[Data entries]
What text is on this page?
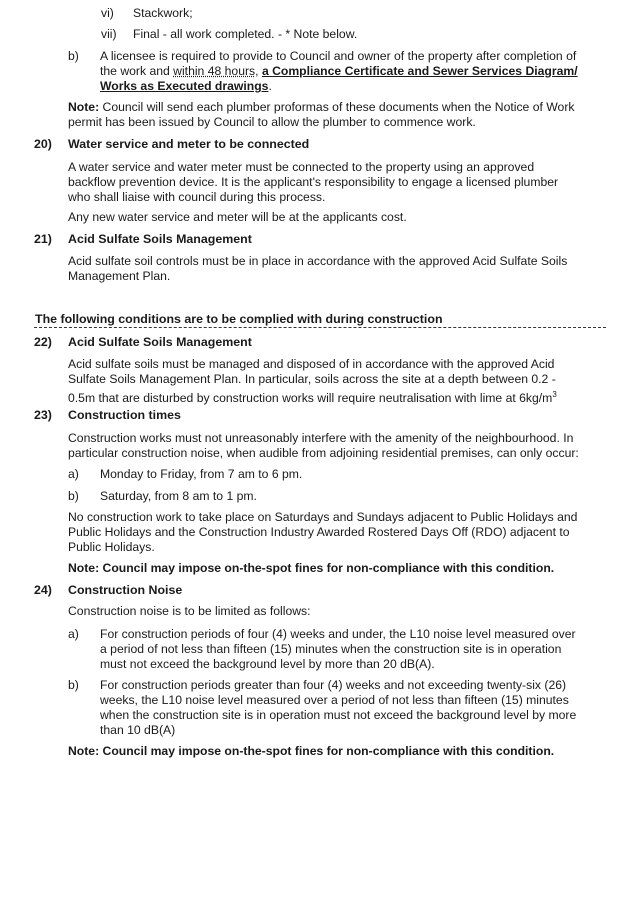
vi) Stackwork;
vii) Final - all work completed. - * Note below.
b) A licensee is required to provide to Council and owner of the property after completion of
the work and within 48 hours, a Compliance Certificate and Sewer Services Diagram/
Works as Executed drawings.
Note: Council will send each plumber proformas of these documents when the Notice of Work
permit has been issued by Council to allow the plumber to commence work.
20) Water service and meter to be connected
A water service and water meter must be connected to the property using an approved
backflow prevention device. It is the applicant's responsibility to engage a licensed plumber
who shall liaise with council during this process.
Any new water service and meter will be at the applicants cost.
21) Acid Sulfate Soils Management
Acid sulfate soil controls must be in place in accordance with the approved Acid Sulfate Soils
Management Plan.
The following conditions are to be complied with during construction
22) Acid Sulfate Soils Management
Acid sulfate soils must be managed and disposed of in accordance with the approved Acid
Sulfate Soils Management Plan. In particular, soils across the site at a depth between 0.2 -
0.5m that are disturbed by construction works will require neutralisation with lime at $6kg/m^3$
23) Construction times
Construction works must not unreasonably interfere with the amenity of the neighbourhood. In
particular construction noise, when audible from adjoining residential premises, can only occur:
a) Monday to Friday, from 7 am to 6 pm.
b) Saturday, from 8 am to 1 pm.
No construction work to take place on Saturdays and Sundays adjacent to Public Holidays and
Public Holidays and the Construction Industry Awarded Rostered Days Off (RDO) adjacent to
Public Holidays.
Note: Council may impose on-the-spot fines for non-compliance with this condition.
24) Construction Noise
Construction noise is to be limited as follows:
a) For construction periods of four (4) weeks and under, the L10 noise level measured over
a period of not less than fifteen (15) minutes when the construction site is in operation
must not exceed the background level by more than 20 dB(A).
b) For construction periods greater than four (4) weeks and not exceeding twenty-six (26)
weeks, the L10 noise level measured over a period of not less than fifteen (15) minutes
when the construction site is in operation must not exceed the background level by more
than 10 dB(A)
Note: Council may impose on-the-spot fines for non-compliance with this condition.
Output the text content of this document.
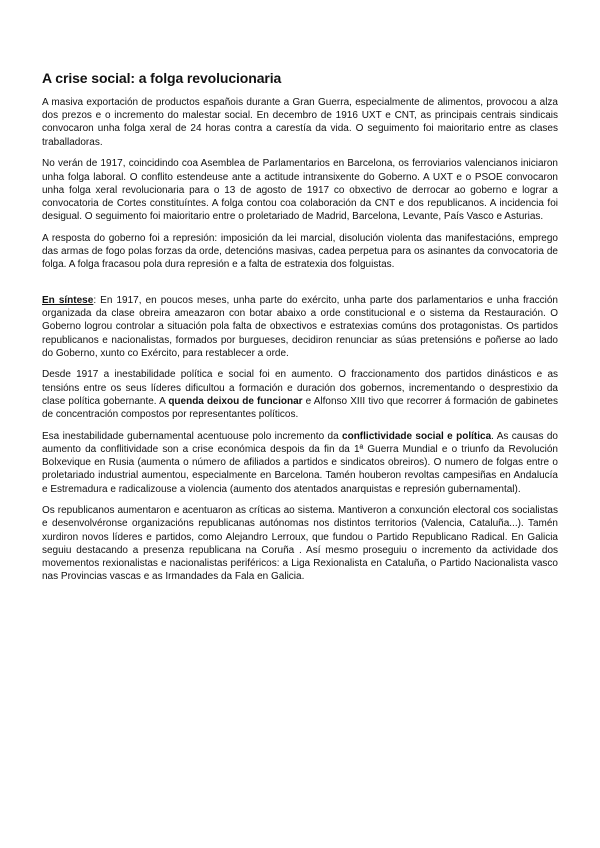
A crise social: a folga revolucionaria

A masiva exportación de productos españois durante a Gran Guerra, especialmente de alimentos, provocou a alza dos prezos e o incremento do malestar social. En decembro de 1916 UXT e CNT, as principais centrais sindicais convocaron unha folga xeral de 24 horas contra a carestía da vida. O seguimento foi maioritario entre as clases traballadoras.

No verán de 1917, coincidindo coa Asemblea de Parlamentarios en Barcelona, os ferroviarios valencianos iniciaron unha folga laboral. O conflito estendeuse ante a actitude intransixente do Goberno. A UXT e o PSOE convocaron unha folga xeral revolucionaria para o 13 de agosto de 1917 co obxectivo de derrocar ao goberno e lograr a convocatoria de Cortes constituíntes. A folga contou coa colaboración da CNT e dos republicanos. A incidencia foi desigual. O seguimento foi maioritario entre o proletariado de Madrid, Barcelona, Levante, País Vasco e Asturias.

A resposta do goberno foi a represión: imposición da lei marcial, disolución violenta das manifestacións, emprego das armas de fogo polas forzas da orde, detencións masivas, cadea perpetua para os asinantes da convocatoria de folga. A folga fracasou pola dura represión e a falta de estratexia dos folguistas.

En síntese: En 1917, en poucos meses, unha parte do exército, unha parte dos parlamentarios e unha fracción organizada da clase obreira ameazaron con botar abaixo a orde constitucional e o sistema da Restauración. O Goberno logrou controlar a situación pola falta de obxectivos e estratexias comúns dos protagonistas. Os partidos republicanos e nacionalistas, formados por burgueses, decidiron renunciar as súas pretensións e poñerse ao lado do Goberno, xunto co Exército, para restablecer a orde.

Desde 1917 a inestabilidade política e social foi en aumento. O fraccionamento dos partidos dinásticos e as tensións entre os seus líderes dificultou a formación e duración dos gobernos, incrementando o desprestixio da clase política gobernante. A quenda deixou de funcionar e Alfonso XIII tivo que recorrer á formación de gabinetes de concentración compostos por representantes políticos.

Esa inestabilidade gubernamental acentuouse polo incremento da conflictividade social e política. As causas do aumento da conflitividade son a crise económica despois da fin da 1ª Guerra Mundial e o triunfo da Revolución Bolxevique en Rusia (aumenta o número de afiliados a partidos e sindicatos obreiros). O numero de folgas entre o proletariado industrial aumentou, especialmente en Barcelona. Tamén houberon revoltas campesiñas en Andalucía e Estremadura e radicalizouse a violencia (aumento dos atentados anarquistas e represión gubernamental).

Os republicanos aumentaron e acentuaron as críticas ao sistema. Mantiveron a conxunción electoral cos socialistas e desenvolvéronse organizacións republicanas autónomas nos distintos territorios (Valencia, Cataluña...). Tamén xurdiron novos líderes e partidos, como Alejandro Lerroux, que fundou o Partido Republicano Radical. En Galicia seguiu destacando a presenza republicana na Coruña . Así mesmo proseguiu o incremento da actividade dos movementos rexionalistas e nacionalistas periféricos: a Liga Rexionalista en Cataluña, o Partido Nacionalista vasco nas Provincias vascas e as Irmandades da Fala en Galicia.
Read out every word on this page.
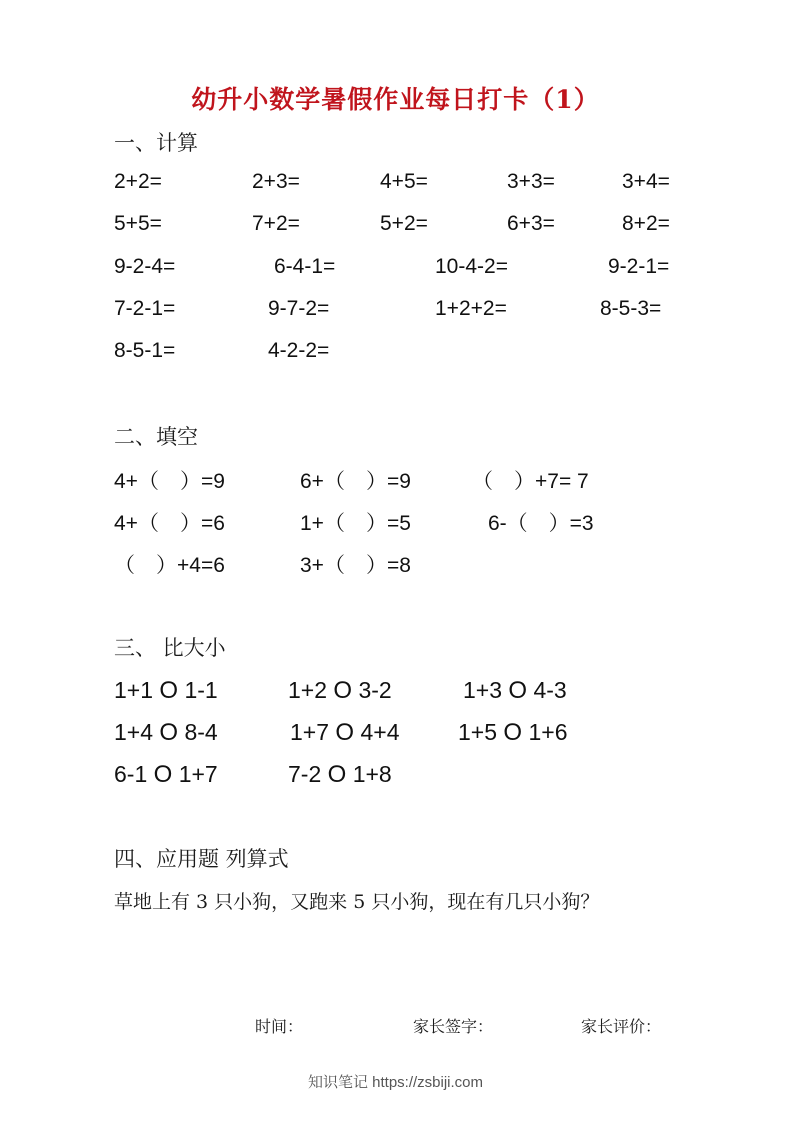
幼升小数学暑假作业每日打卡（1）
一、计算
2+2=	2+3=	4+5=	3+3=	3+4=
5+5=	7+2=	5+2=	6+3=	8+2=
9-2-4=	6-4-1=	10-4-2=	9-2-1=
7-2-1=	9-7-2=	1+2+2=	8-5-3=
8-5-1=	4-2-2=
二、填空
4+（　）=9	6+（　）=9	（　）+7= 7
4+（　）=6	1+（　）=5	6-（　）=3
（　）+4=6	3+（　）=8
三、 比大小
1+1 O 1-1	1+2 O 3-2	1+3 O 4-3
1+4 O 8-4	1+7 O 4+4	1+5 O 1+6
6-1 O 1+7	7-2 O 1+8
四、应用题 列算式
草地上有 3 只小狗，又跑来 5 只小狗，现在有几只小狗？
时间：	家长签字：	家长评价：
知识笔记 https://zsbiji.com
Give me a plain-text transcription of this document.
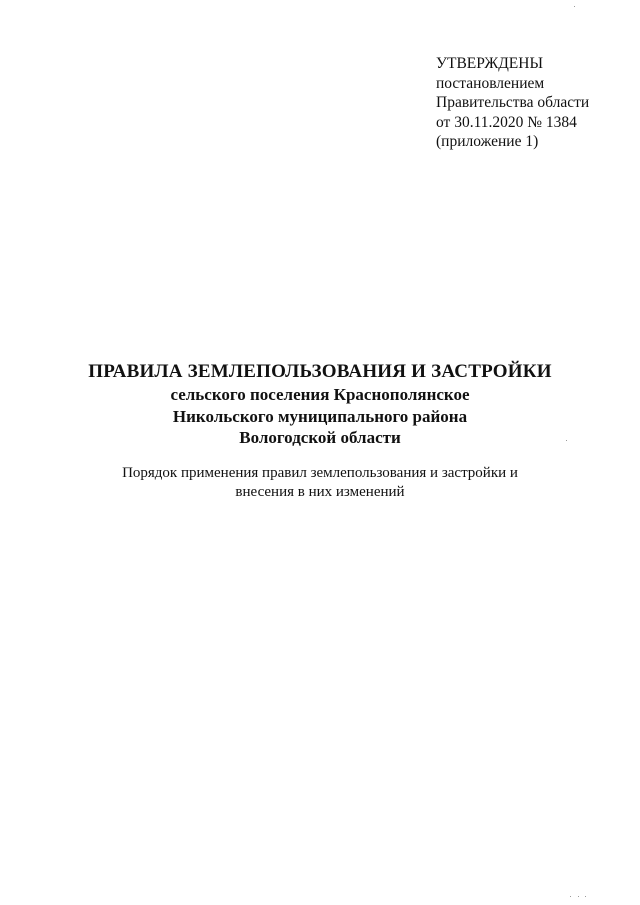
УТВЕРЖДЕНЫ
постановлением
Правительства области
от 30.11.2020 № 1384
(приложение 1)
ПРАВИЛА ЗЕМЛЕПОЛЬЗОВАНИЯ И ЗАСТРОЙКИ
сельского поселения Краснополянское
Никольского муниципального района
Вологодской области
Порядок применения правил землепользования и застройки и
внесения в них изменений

THE TASK:
Please quote the records above exactly, beginning at the line that contains "Read out every word on this page." and ending at their last line. Leave the pictures out.

EXERCISE RESULT:
Read out every word on this page.
幼升小数学暑假作业每日打卡（1）
一、计算
2+2=	2+3=	4+5=	3+3=	3+4=
5+5=	7+2=	5+2=	6+3=	8+2=
9-2-4=	6-4-1=	10-4-2=	9-2-1=
7-2-1=	9-7-2=	1+2+2=	8-5-3=
8-5-1=	4-2-2=
二、填空
4+（　）=9	6+（　）=9	（　）+7= 7
4+（　）=6	1+（　）=5	6-（　）=3
（　）+4=6	3+（　）=8
三、 比大小
1+1 O 1-1	1+2 O 3-2	1+3 O 4-3
1+4 O 8-4	1+7 O 4+4	1+5 O 1+6
6-1 O 1+7	7-2 O 1+8
四、应用题 列算式
草地上有 3 只小狗，又跑来 5 只小狗，现在有几只小狗？
时间：	家长签字：	家长评价：
知识笔记 https://zsbiji.com
Give me a plain-text transcription of this document.
УТВЕРЖДЕНЫ
постановлением
Правительства области
от 30.11.2020 № 1384
(приложение 1)
ПРАВИЛА ЗЕМЛЕПОЛЬЗОВАНИЯ И ЗАСТРОЙКИ
сельского поселения Краснополянское
Никольского муниципального района
Вологодской области
Порядок применения правил землепользования и застройки и
внесения в них изменений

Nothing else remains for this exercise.